» WRITTEN PROBLEM
Extract every line that contains the string "مجروح".

Data records
═══

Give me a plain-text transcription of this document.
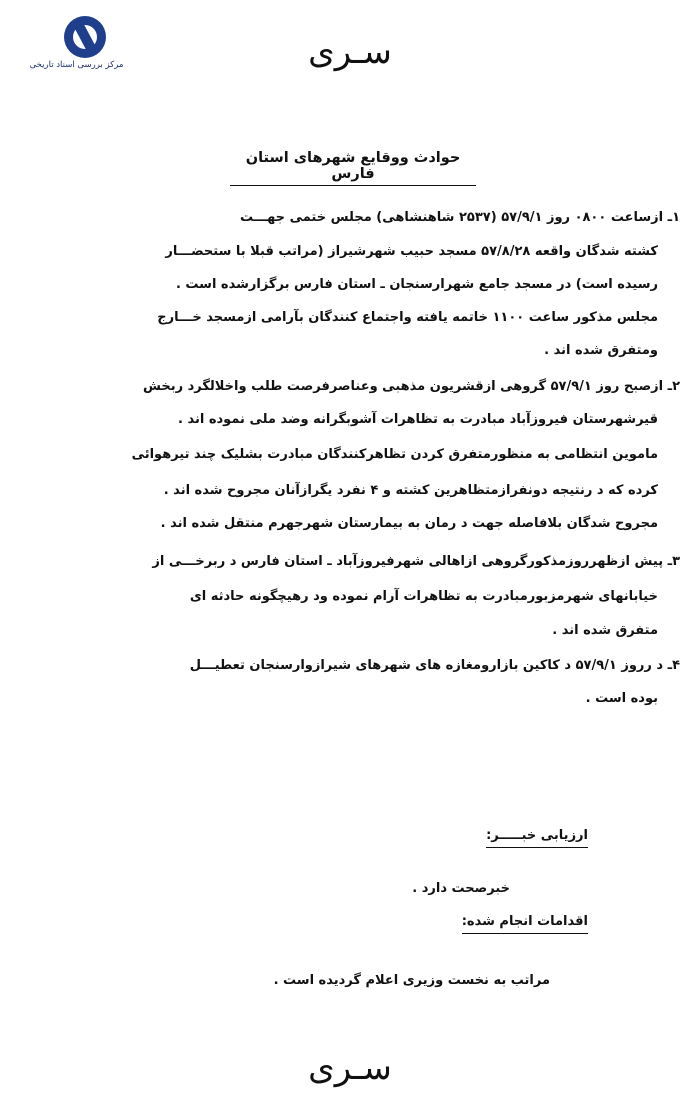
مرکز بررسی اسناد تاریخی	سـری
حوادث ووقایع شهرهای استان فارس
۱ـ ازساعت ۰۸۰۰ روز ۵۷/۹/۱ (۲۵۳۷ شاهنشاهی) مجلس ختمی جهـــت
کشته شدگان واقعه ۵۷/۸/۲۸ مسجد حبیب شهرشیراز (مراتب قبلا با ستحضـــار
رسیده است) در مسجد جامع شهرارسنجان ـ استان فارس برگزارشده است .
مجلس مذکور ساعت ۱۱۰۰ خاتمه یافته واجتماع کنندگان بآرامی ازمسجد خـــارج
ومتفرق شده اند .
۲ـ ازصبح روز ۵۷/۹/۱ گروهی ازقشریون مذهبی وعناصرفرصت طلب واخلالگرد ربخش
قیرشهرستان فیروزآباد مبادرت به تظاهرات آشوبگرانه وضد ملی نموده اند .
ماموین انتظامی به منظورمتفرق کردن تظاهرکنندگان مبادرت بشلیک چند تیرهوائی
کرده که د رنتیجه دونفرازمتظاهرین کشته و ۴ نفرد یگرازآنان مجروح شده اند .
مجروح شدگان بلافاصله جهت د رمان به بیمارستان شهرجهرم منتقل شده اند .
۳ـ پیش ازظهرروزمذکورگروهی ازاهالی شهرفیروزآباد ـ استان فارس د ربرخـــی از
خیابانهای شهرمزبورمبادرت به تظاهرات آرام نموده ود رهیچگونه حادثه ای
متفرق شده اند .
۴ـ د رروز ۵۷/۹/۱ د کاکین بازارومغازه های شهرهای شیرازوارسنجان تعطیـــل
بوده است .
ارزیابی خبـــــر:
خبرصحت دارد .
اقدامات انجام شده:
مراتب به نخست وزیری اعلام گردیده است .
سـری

═══

» OUTPUT FOR THIS EXERCISE
کرده که د رنتیجه دونفرازمتظاهرین کشته و ۴ نفرد یگرازآنان مجروح شده اند .
مجروح شدگان بلافاصله جهت د رمان به بیمارستان شهرجهرم منتقل شده اند .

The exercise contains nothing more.